[Lines of data]
* * * * *

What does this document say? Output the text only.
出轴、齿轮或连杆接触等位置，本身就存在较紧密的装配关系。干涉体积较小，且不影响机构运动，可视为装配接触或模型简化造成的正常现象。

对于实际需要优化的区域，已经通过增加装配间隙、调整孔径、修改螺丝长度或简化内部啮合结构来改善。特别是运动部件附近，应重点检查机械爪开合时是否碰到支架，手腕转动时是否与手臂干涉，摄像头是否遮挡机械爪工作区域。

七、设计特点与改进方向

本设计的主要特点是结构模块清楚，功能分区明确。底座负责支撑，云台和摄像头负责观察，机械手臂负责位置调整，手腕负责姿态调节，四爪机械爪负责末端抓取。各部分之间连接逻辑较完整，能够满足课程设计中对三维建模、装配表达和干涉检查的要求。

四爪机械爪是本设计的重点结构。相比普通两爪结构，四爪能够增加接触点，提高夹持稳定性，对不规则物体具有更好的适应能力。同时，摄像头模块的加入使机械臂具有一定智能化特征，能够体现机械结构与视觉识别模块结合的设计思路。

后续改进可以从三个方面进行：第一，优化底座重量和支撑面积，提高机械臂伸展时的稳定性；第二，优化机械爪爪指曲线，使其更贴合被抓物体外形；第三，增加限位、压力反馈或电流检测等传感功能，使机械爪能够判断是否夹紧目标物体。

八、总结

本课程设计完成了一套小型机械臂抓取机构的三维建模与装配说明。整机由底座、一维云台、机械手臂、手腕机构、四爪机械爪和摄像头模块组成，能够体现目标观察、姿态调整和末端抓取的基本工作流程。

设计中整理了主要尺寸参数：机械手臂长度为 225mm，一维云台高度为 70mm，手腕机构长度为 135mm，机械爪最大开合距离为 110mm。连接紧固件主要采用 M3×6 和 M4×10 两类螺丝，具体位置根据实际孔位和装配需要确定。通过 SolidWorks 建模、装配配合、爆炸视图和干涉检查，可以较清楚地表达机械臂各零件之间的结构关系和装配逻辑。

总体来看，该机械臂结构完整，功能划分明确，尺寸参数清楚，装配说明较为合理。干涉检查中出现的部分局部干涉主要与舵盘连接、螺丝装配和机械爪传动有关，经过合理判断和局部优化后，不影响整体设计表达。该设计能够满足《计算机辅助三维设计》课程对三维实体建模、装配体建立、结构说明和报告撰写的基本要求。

* * * * *

*WORK INSTRUCTIONS*: Return each line of the records above exactly as it reads.

*RESULT*:
What does this document say? Output the text only.
出轴、齿轮或连杆接触等位置，本身就存在较紧密的装配关系。干涉体积较小，且不影响机构运动，可视为装配接触或模型简化造成的正常现象。

对于实际需要优化的区域，已经通过增加装配间隙、调整孔径、修改螺丝长度或简化内部啮合结构来改善。特别是运动部件附近，应重点检查机械爪开合时是否碰到支架，手腕转动时是否与手臂干涉，摄像头是否遮挡机械爪工作区域。

七、设计特点与改进方向

本设计的主要特点是结构模块清楚，功能分区明确。底座负责支撑，云台和摄像头负责观察，机械手臂负责位置调整，手腕负责姿态调节，四爪机械爪负责末端抓取。各部分之间连接逻辑较完整，能够满足课程设计中对三维建模、装配表达和干涉检查的要求。

四爪机械爪是本设计的重点结构。相比普通两爪结构，四爪能够增加接触点，提高夹持稳定性，对不规则物体具有更好的适应能力。同时，摄像头模块的加入使机械臂具有一定智能化特征，能够体现机械结构与视觉识别模块结合的设计思路。

后续改进可以从三个方面进行：第一，优化底座重量和支撑面积，提高机械臂伸展时的稳定性；第二，优化机械爪爪指曲线，使其更贴合被抓物体外形；第三，增加限位、压力反馈或电流检测等传感功能，使机械爪能够判断是否夹紧目标物体。

八、总结

本课程设计完成了一套小型机械臂抓取机构的三维建模与装配说明。整机由底座、一维云台、机械手臂、手腕机构、四爪机械爪和摄像头模块组成，能够体现目标观察、姿态调整和末端抓取的基本工作流程。

设计中整理了主要尺寸参数：机械手臂长度为 225mm，一维云台高度为 70mm，手腕机构长度为 135mm，机械爪最大开合距离为 110mm。连接紧固件主要采用 M3×6 和 M4×10 两类螺丝，具体位置根据实际孔位和装配需要确定。通过 SolidWorks 建模、装配配合、爆炸视图和干涉检查，可以较清楚地表达机械臂各零件之间的结构关系和装配逻辑。

总体来看，该机械臂结构完整，功能划分明确，尺寸参数清楚，装配说明较为合理。干涉检查中出现的部分局部干涉主要与舵盘连接、螺丝装配和机械爪传动有关，经过合理判断和局部优化后，不影响整体设计表达。该设计能够满足《计算机辅助三维设计》课程对三维实体建模、装配体建立、结构说明和报告撰写的基本要求。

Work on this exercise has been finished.